Work required – Print out each record below, unaltered and complete, without its images.

Given data –

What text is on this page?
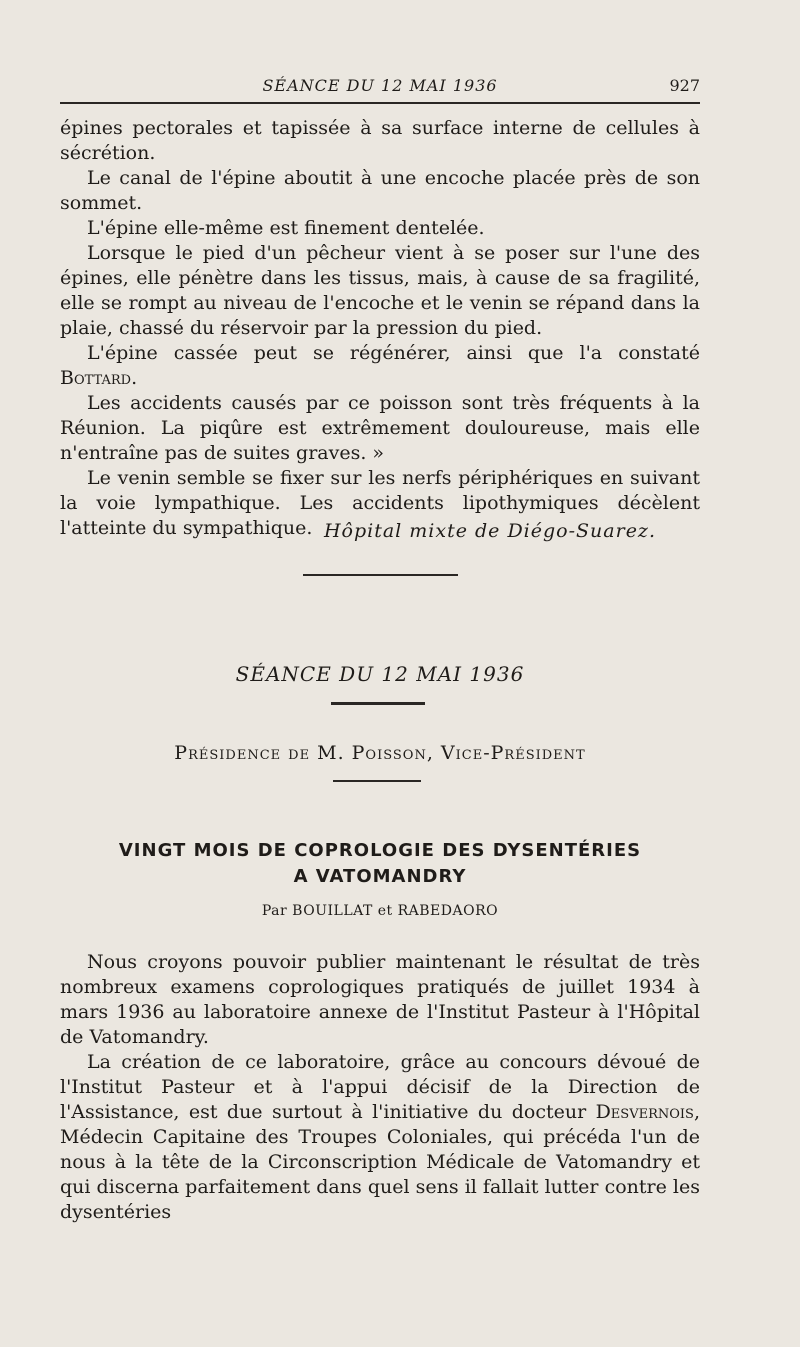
SÉANCE DU 12 MAI 1936	927

épines pectorales et tapissée à sa surface interne de cellules à sécrétion.

Le canal de l'épine aboutit à une encoche placée près de son sommet.

L'épine elle-même est finement dentelée.

Lorsque le pied d'un pêcheur vient à se poser sur l'une des épines, elle pénètre dans les tissus, mais, à cause de sa fragilité, elle se rompt au niveau de l'encoche et le venin se répand dans la plaie, chassé du réservoir par la pression du pied.

L'épine cassée peut se régénérer, ainsi que l'a constaté Bottard.

Les accidents causés par ce poisson sont très fréquents à la Réunion. La piqûre est extrêmement douloureuse, mais elle n'entraîne pas de suites graves. »

Le venin semble se fixer sur les nerfs périphériques en suivant la voie lympathique. Les accidents lipothymiques décèlent l'atteinte du sympathique. Hôpital mixte de Diégo-Suarez.
SÉANCE DU 12 MAI 1936
Présidence de M. Poisson, Vice-Président
VINGT MOIS DE COPROLOGIE DES DYSENTÉRIES
A VATOMANDRY
Par BOUILLAT et RABEDAORO

Nous croyons pouvoir publier maintenant le résultat de très nombreux examens coprologiques pratiqués de juillet 1934 à mars 1936 au laboratoire annexe de l'Institut Pasteur à l'Hôpital de Vatomandry.

La création de ce laboratoire, grâce au concours dévoué de l'Institut Pasteur et à l'appui décisif de la Direction de l'Assistance, est due surtout à l'initiative du docteur Desvernois, Médecin Capitaine des Troupes Coloniales, qui précéda l'un de nous à la tête de la Circonscription Médicale de Vatomandry et qui discerna parfaitement dans quel sens il fallait lutter contre les dysentéries
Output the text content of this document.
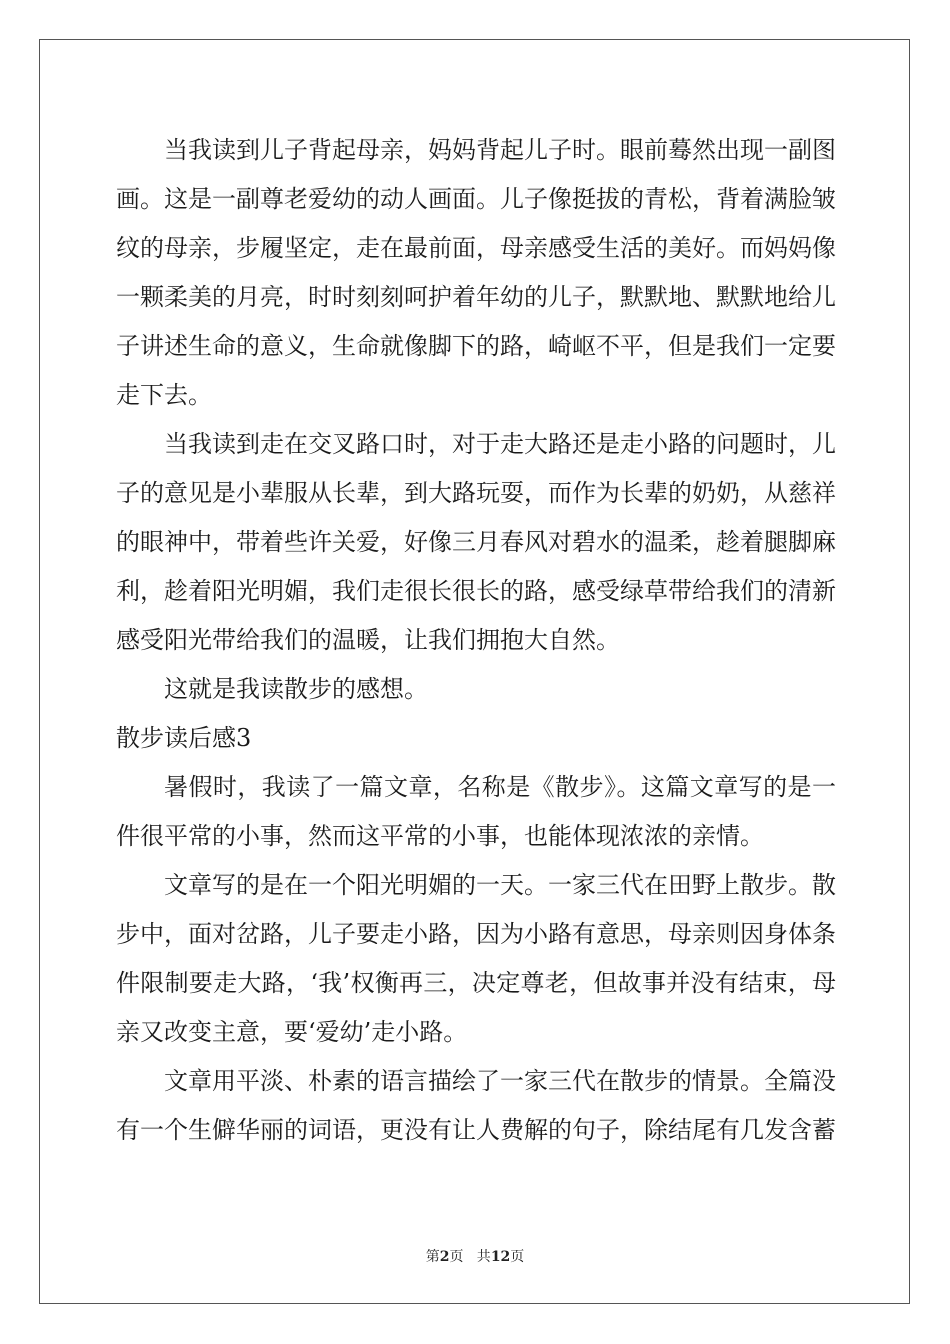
当我读到儿子背起母亲，妈妈背起儿子时。眼前蓦然出现一副图画。这是一副尊老爱幼的动人画面。儿子像挺拔的青松，背着满脸皱纹的母亲，步履坚定，走在最前面，母亲感受生活的美好。而妈妈像一颗柔美的月亮，时时刻刻呵护着年幼的儿子，默默地、默默地给儿子讲述生命的意义，生命就像脚下的路，崎岖不平，但是我们一定要走下去。

当我读到走在交叉路口时，对于走大路还是走小路的问题时，儿子的意见是小辈服从长辈，到大路玩耍，而作为长辈的奶奶，从慈祥的眼神中，带着些许关爱，好像三月春风对碧水的温柔，趁着腿脚麻利，趁着阳光明媚，我们走很长很长的路，感受绿草带给我们的清新感受阳光带给我们的温暖，让我们拥抱大自然。

这就是我读散步的感想。

散步读后感3

暑假时，我读了一篇文章，名称是《散步》。这篇文章写的是一件很平常的小事，然而这平常的小事，也能体现浓浓的亲情。

文章写的是在一个阳光明媚的一天。一家三代在田野上散步。散步中，面对岔路，儿子要走小路，因为小路有意思，母亲则因身体条件限制要走大路，‘我’权衡再三，决定尊老，但故事并没有结束，母亲又改变主意，要‘爱幼’走小路。

文章用平淡、朴素的语言描绘了一家三代在散步的情景。全篇没有一个生僻华丽的词语，更没有让人费解的句子，除结尾有几发含蓄

第2页   共12页
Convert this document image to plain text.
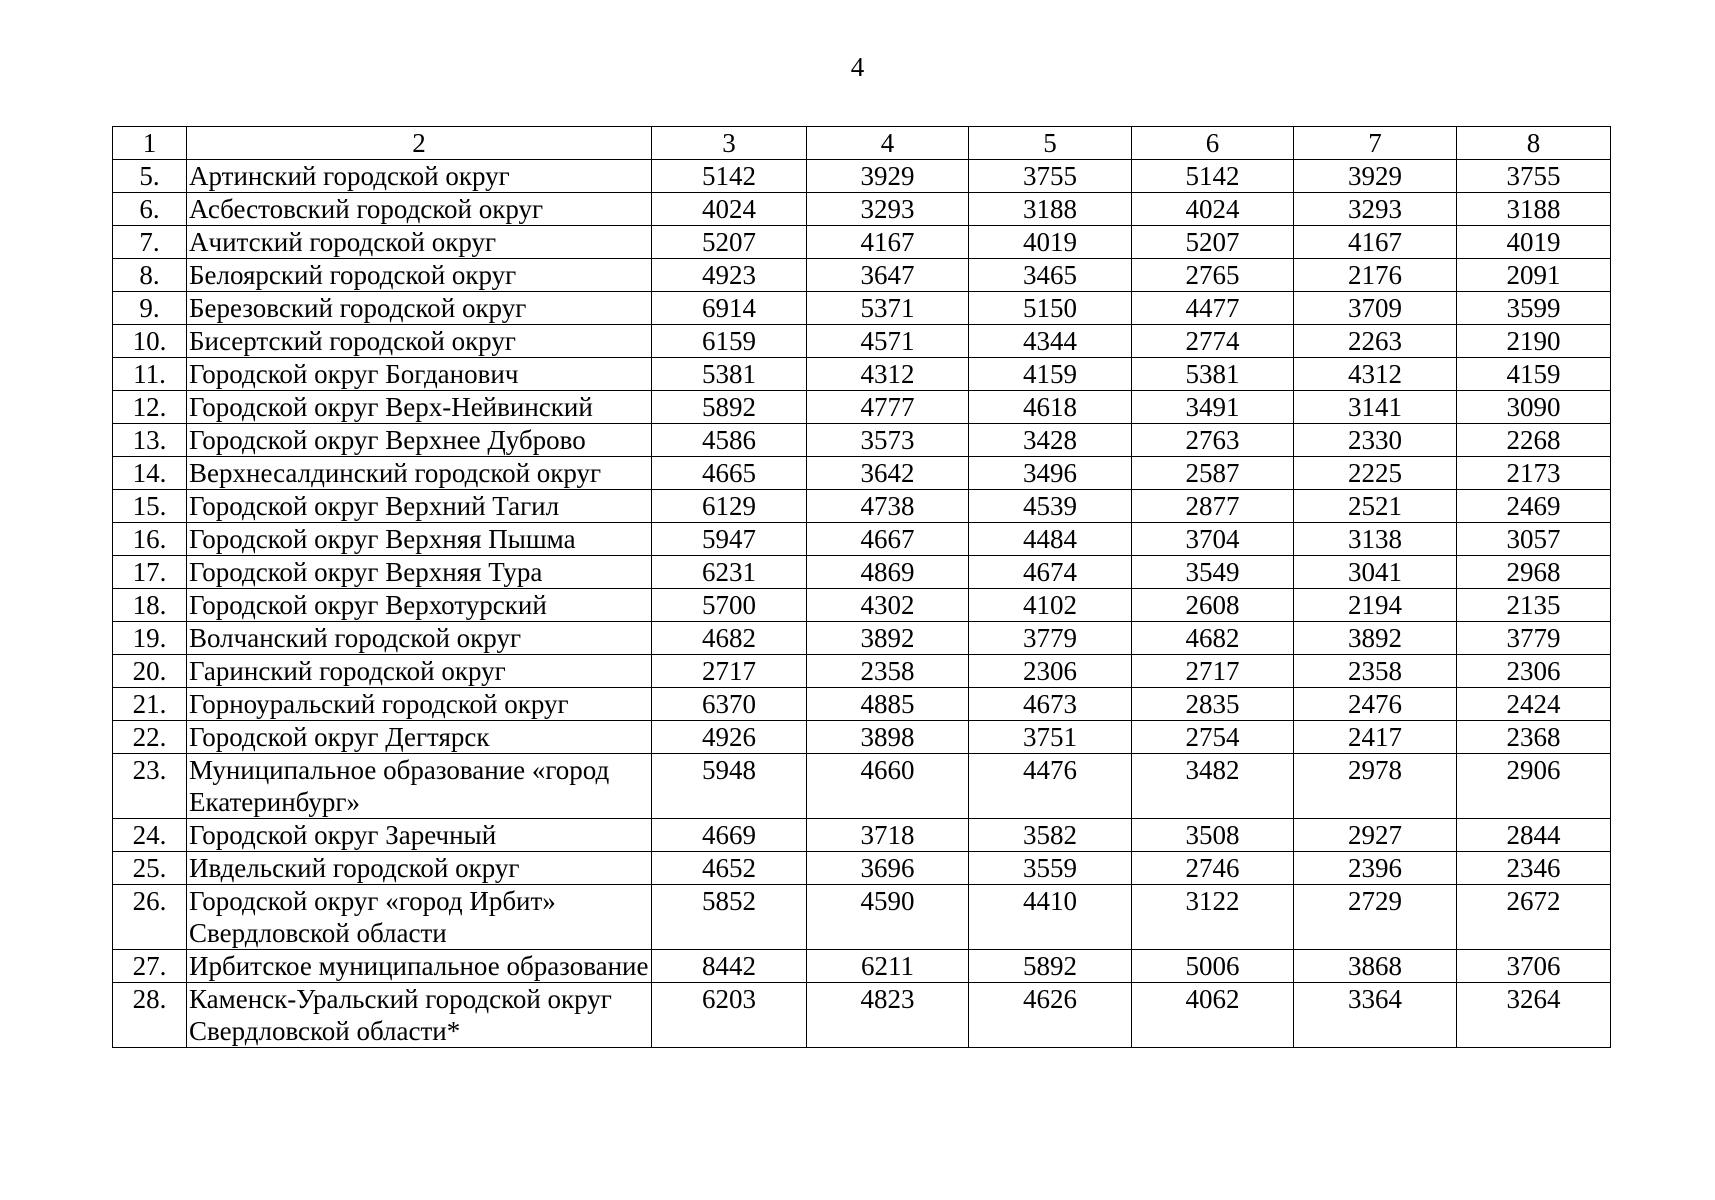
4
1	2	3	4	5	6	7	8
5.	Артинский городской округ	5142	3929	3755	5142	3929	3755
6.	Асбестовский городской округ	4024	3293	3188	4024	3293	3188
7.	Ачитский городской округ	5207	4167	4019	5207	4167	4019
8.	Белоярский городской округ	4923	3647	3465	2765	2176	2091
9.	Березовский городской округ	6914	5371	5150	4477	3709	3599
10.	Бисертский городской округ	6159	4571	4344	2774	2263	2190
11.	Городской округ Богданович	5381	4312	4159	5381	4312	4159
12.	Городской округ Верх-Нейвинский	5892	4777	4618	3491	3141	3090
13.	Городской округ Верхнее Дуброво	4586	3573	3428	2763	2330	2268
14.	Верхнесалдинский городской округ	4665	3642	3496	2587	2225	2173
15.	Городской округ Верхний Тагил	6129	4738	4539	2877	2521	2469
16.	Городской округ Верхняя Пышма	5947	4667	4484	3704	3138	3057
17.	Городской округ Верхняя Тура	6231	4869	4674	3549	3041	2968
18.	Городской округ Верхотурский	5700	4302	4102	2608	2194	2135
19.	Волчанский городской округ	4682	3892	3779	4682	3892	3779
20.	Гаринский городской округ	2717	2358	2306	2717	2358	2306
21.	Горноуральский городской округ	6370	4885	4673	2835	2476	2424
22.	Городской округ Дегтярск	4926	3898	3751	2754	2417	2368
23.	Муниципальное образование «город Екатеринбург»	5948	4660	4476	3482	2978	2906
24.	Городской округ Заречный	4669	3718	3582	3508	2927	2844
25.	Ивдельский городской округ	4652	3696	3559	2746	2396	2346
26.	Городской округ «город Ирбит» Свердловской области	5852	4590	4410	3122	2729	2672
27.	Ирбитское муниципальное образование	8442	6211	5892	5006	3868	3706
28.	Каменск-Уральский городской округ Свердловской области*	6203	4823	4626	4062	3364	3264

Task result –
What text is on this page?
SÉANCE DU 12 MAI 1936	927

épines pectorales et tapissée à sa surface interne de cellules à sécrétion.

Le canal de l'épine aboutit à une encoche placée près de son sommet.

L'épine elle-même est finement dentelée.

Lorsque le pied d'un pêcheur vient à se poser sur l'une des épines, elle pénètre dans les tissus, mais, à cause de sa fragilité, elle se rompt au niveau de l'encoche et le venin se répand dans la plaie, chassé du réservoir par la pression du pied.

L'épine cassée peut se régénérer, ainsi que l'a constaté Bottard.

Les accidents causés par ce poisson sont très fréquents à la Réunion. La piqûre est extrêmement douloureuse, mais elle n'entraîne pas de suites graves. »

Le venin semble se fixer sur les nerfs périphériques en suivant la voie lympathique. Les accidents lipothymiques décèlent l'atteinte du sympathique. Hôpital mixte de Diégo-Suarez.
SÉANCE DU 12 MAI 1936
Présidence de M. Poisson, Vice-Président
VINGT MOIS DE COPROLOGIE DES DYSENTÉRIES
A VATOMANDRY
Par BOUILLAT et RABEDAORO

Nous croyons pouvoir publier maintenant le résultat de très nombreux examens coprologiques pratiqués de juillet 1934 à mars 1936 au laboratoire annexe de l'Institut Pasteur à l'Hôpital de Vatomandry.

La création de ce laboratoire, grâce au concours dévoué de l'Institut Pasteur et à l'appui décisif de la Direction de l'Assistance, est due surtout à l'initiative du docteur Desvernois, Médecin Capitaine des Troupes Coloniales, qui précéda l'un de nous à la tête de la Circonscription Médicale de Vatomandry et qui discerna parfaitement dans quel sens il fallait lutter contre les dysentéries
Output the text content of this document.
当我读到儿子背起母亲，妈妈背起儿子时。眼前蓦然出现一副图画。这是一副尊老爱幼的动人画面。儿子像挺拔的青松，背着满脸皱纹的母亲，步履坚定，走在最前面，母亲感受生活的美好。而妈妈像一颗柔美的月亮，时时刻刻呵护着年幼的儿子，默默地、默默地给儿子讲述生命的意义，生命就像脚下的路，崎岖不平，但是我们一定要走下去。

当我读到走在交叉路口时，对于走大路还是走小路的问题时，儿子的意见是小辈服从长辈，到大路玩耍，而作为长辈的奶奶，从慈祥的眼神中，带着些许关爱，好像三月春风对碧水的温柔，趁着腿脚麻利，趁着阳光明媚，我们走很长很长的路，感受绿草带给我们的清新感受阳光带给我们的温暖，让我们拥抱大自然。

这就是我读散步的感想。

散步读后感3

暑假时，我读了一篇文章，名称是《散步》。这篇文章写的是一件很平常的小事，然而这平常的小事，也能体现浓浓的亲情。

文章写的是在一个阳光明媚的一天。一家三代在田野上散步。散步中，面对岔路，儿子要走小路，因为小路有意思，母亲则因身体条件限制要走大路，‘我’权衡再三，决定尊老，但故事并没有结束，母亲又改变主意，要‘爱幼’走小路。

文章用平淡、朴素的语言描绘了一家三代在散步的情景。全篇没有一个生僻华丽的词语，更没有让人费解的句子，除结尾有几发含蓄

第2页   共12页
Convert this document image to plain text.
4
1	2	3	4	5	6	7	8
5.	Артинский городской округ	5142	3929	3755	5142	3929	3755
6.	Асбестовский городской округ	4024	3293	3188	4024	3293	3188
7.	Ачитский городской округ	5207	4167	4019	5207	4167	4019
8.	Белоярский городской округ	4923	3647	3465	2765	2176	2091
9.	Березовский городской округ	6914	5371	5150	4477	3709	3599
10.	Бисертский городской округ	6159	4571	4344	2774	2263	2190
11.	Городской округ Богданович	5381	4312	4159	5381	4312	4159
12.	Городской округ Верх-Нейвинский	5892	4777	4618	3491	3141	3090
13.	Городской округ Верхнее Дуброво	4586	3573	3428	2763	2330	2268
14.	Верхнесалдинский городской округ	4665	3642	3496	2587	2225	2173
15.	Городской округ Верхний Тагил	6129	4738	4539	2877	2521	2469
16.	Городской округ Верхняя Пышма	5947	4667	4484	3704	3138	3057
17.	Городской округ Верхняя Тура	6231	4869	4674	3549	3041	2968
18.	Городской округ Верхотурский	5700	4302	4102	2608	2194	2135
19.	Волчанский городской округ	4682	3892	3779	4682	3892	3779
20.	Гаринский городской округ	2717	2358	2306	2717	2358	2306
21.	Горноуральский городской округ	6370	4885	4673	2835	2476	2424
22.	Городской округ Дегтярск	4926	3898	3751	2754	2417	2368
23.	Муниципальное образование «город Екатеринбург»	5948	4660	4476	3482	2978	2906
24.	Городской округ Заречный	4669	3718	3582	3508	2927	2844
25.	Ивдельский городской округ	4652	3696	3559	2746	2396	2346
26.	Городской округ «город Ирбит» Свердловской области	5852	4590	4410	3122	2729	2672
27.	Ирбитское муниципальное образование	8442	6211	5892	5006	3868	3706
28.	Каменск-Уральский городской округ Свердловской области*	6203	4823	4626	4062	3364	3264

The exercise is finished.